Among the following entries, count the lines that contain "empty" and report only the result.

(Stored data)
········

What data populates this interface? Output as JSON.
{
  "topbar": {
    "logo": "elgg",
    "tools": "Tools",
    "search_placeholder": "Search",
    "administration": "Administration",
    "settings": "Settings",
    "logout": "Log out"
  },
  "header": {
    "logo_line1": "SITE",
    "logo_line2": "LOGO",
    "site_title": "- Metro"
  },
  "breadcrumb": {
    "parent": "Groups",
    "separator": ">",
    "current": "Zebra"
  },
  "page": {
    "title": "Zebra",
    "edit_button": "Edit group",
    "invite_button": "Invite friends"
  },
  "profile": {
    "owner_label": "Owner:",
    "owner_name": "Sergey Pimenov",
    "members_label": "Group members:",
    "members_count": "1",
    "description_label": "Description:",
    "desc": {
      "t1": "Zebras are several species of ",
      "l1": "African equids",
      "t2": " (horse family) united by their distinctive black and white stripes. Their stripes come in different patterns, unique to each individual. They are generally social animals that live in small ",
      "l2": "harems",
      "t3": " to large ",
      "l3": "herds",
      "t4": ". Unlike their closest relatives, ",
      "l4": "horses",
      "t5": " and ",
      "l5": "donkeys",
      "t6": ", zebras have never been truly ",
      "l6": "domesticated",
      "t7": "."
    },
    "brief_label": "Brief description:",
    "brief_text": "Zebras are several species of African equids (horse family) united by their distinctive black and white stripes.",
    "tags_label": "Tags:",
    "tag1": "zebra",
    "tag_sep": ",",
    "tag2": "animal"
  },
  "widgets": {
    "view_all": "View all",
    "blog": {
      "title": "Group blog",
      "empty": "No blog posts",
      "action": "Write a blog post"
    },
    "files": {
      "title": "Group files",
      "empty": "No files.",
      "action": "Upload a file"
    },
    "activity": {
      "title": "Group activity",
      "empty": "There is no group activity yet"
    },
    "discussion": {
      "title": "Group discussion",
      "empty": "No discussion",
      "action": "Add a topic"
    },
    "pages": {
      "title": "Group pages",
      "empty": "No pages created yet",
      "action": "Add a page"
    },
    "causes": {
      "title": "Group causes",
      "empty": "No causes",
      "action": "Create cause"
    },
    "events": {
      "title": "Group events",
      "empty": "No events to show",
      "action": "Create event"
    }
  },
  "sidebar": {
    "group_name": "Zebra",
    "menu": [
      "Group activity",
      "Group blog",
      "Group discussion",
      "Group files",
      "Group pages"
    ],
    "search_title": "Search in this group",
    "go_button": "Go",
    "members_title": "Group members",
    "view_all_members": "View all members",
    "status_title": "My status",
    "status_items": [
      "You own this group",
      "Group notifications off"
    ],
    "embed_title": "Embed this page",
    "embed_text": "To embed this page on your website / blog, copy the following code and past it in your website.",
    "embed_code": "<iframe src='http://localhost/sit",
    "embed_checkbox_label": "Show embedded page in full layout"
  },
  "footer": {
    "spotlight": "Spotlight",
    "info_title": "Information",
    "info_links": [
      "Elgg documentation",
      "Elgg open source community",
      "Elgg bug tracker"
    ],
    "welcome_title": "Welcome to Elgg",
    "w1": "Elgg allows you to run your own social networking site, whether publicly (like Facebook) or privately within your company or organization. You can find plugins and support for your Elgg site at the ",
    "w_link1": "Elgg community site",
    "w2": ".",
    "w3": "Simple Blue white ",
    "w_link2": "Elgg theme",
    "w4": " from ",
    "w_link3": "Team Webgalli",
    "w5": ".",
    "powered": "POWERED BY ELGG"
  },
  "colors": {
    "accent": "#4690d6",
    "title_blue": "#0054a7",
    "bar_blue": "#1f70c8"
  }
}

········

In response: 7